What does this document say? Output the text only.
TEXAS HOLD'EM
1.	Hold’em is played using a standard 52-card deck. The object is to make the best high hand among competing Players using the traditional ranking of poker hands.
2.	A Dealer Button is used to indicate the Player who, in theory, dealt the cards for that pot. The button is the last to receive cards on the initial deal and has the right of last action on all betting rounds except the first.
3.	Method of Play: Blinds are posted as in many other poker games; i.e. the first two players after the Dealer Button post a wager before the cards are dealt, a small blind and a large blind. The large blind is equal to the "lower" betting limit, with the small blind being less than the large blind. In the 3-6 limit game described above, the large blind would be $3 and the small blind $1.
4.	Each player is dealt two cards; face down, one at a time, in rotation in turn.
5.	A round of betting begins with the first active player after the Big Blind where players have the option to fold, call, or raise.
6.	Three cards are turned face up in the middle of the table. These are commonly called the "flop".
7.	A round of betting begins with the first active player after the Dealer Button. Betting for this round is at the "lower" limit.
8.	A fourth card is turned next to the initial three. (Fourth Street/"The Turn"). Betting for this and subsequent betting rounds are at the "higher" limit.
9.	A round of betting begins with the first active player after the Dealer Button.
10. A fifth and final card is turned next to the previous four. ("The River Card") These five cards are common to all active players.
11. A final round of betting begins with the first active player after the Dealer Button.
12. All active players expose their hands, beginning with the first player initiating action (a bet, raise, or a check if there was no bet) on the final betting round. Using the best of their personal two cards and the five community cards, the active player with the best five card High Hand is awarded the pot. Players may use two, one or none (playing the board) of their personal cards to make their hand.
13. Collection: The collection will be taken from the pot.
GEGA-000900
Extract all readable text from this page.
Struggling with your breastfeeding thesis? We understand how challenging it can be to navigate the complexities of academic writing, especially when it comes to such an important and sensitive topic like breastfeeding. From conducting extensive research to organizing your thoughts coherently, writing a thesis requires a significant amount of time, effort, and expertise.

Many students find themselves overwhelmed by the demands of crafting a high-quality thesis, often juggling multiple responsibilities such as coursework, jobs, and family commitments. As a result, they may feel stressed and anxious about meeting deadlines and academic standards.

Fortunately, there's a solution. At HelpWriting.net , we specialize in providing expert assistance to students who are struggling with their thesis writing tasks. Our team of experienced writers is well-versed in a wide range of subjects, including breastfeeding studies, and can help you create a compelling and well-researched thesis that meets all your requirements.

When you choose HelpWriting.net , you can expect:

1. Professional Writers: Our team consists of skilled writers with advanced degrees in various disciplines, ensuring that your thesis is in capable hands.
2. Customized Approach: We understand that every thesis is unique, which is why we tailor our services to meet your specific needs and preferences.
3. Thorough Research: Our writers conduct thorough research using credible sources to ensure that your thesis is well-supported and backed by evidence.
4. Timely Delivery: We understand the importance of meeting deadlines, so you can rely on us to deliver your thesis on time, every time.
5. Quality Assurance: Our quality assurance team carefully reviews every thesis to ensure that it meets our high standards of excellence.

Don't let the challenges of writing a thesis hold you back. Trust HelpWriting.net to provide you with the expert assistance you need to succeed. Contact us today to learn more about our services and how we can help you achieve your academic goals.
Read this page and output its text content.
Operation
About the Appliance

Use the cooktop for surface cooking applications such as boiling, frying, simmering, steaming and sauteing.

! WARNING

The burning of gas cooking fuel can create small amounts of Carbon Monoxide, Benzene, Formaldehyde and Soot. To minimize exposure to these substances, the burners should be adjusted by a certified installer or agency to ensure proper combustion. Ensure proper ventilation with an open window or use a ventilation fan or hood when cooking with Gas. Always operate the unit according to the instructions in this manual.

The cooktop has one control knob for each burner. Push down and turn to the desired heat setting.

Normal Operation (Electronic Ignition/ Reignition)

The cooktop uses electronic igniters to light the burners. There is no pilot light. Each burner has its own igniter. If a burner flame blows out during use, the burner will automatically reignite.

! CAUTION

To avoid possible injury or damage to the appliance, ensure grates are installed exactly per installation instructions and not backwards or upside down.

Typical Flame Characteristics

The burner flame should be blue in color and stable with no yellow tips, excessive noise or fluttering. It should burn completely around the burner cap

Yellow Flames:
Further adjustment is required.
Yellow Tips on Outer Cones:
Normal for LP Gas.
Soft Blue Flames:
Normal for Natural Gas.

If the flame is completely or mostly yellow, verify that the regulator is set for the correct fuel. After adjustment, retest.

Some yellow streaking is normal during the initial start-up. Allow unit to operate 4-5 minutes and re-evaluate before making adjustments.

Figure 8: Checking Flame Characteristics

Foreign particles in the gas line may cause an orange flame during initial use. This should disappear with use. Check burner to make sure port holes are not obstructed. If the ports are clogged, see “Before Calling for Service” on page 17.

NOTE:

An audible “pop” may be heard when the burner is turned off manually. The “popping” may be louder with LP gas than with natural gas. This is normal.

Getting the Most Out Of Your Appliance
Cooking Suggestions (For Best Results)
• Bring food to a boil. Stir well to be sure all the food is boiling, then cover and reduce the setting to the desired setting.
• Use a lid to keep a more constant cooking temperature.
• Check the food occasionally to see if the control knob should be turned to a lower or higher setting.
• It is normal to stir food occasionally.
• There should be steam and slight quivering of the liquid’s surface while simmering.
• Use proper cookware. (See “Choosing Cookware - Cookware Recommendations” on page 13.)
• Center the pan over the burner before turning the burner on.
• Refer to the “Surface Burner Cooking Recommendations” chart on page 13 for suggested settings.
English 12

····················

§ **YOUR GOAL**
Write every line of the material above again, exactly.

§ **EXERCISE RESULT**
What does this document say? Output the text only.
TEXAS HOLD'EM
1.	Hold’em is played using a standard 52-card deck. The object is to make the best high hand among competing Players using the traditional ranking of poker hands.
2.	A Dealer Button is used to indicate the Player who, in theory, dealt the cards for that pot. The button is the last to receive cards on the initial deal and has the right of last action on all betting rounds except the first.
3.	Method of Play: Blinds are posted as in many other poker games; i.e. the first two players after the Dealer Button post a wager before the cards are dealt, a small blind and a large blind. The large blind is equal to the "lower" betting limit, with the small blind being less than the large blind. In the 3-6 limit game described above, the large blind would be $3 and the small blind $1.
4.	Each player is dealt two cards; face down, one at a time, in rotation in turn.
5.	A round of betting begins with the first active player after the Big Blind where players have the option to fold, call, or raise.
6.	Three cards are turned face up in the middle of the table. These are commonly called the "flop".
7.	A round of betting begins with the first active player after the Dealer Button. Betting for this round is at the "lower" limit.
8.	A fourth card is turned next to the initial three. (Fourth Street/"The Turn"). Betting for this and subsequent betting rounds are at the "higher" limit.
9.	A round of betting begins with the first active player after the Dealer Button.
10. A fifth and final card is turned next to the previous four. ("The River Card") These five cards are common to all active players.
11. A final round of betting begins with the first active player after the Dealer Button.
12. All active players expose their hands, beginning with the first player initiating action (a bet, raise, or a check if there was no bet) on the final betting round. Using the best of their personal two cards and the five community cards, the active player with the best five card High Hand is awarded the pot. Players may use two, one or none (playing the board) of their personal cards to make their hand.
13. Collection: The collection will be taken from the pot.
GEGA-000900
Extract all readable text from this page.
Struggling with your breastfeeding thesis? We understand how challenging it can be to navigate the complexities of academic writing, especially when it comes to such an important and sensitive topic like breastfeeding. From conducting extensive research to organizing your thoughts coherently, writing a thesis requires a significant amount of time, effort, and expertise.

Many students find themselves overwhelmed by the demands of crafting a high-quality thesis, often juggling multiple responsibilities such as coursework, jobs, and family commitments. As a result, they may feel stressed and anxious about meeting deadlines and academic standards.

Fortunately, there's a solution. At HelpWriting.net , we specialize in providing expert assistance to students who are struggling with their thesis writing tasks. Our team of experienced writers is well-versed in a wide range of subjects, including breastfeeding studies, and can help you create a compelling and well-researched thesis that meets all your requirements.

When you choose HelpWriting.net , you can expect:

1. Professional Writers: Our team consists of skilled writers with advanced degrees in various disciplines, ensuring that your thesis is in capable hands.
2. Customized Approach: We understand that every thesis is unique, which is why we tailor our services to meet your specific needs and preferences.
3. Thorough Research: Our writers conduct thorough research using credible sources to ensure that your thesis is well-supported and backed by evidence.
4. Timely Delivery: We understand the importance of meeting deadlines, so you can rely on us to deliver your thesis on time, every time.
5. Quality Assurance: Our quality assurance team carefully reviews every thesis to ensure that it meets our high standards of excellence.

Don't let the challenges of writing a thesis hold you back. Trust HelpWriting.net to provide you with the expert assistance you need to succeed. Contact us today to learn more about our services and how we can help you achieve your academic goals.
Read this page and output its text content.
Operation
About the Appliance

Use the cooktop for surface cooking applications such as boiling, frying, simmering, steaming and sauteing.

! WARNING

The burning of gas cooking fuel can create small amounts of Carbon Monoxide, Benzene, Formaldehyde and Soot. To minimize exposure to these substances, the burners should be adjusted by a certified installer or agency to ensure proper combustion. Ensure proper ventilation with an open window or use a ventilation fan or hood when cooking with Gas. Always operate the unit according to the instructions in this manual.

The cooktop has one control knob for each burner. Push down and turn to the desired heat setting.

Normal Operation (Electronic Ignition/ Reignition)

The cooktop uses electronic igniters to light the burners. There is no pilot light. Each burner has its own igniter. If a burner flame blows out during use, the burner will automatically reignite.

! CAUTION

To avoid possible injury or damage to the appliance, ensure grates are installed exactly per installation instructions and not backwards or upside down.

Typical Flame Characteristics

The burner flame should be blue in color and stable with no yellow tips, excessive noise or fluttering. It should burn completely around the burner cap

Yellow Flames:
Further adjustment is required.
Yellow Tips on Outer Cones:
Normal for LP Gas.
Soft Blue Flames:
Normal for Natural Gas.

If the flame is completely or mostly yellow, verify that the regulator is set for the correct fuel. After adjustment, retest.

Some yellow streaking is normal during the initial start-up. Allow unit to operate 4-5 minutes and re-evaluate before making adjustments.

Figure 8: Checking Flame Characteristics

Foreign particles in the gas line may cause an orange flame during initial use. This should disappear with use. Check burner to make sure port holes are not obstructed. If the ports are clogged, see “Before Calling for Service” on page 17.

NOTE:

An audible “pop” may be heard when the burner is turned off manually. The “popping” may be louder with LP gas than with natural gas. This is normal.

Getting the Most Out Of Your Appliance
Cooking Suggestions (For Best Results)
• Bring food to a boil. Stir well to be sure all the food is boiling, then cover and reduce the setting to the desired setting.
• Use a lid to keep a more constant cooking temperature.
• Check the food occasionally to see if the control knob should be turned to a lower or higher setting.
• It is normal to stir food occasionally.
• There should be steam and slight quivering of the liquid’s surface while simmering.
• Use proper cookware. (See “Choosing Cookware - Cookware Recommendations” on page 13.)
• Center the pan over the burner before turning the burner on.
• Refer to the “Surface Burner Cooking Recommendations” chart on page 13 for suggested settings.
English 12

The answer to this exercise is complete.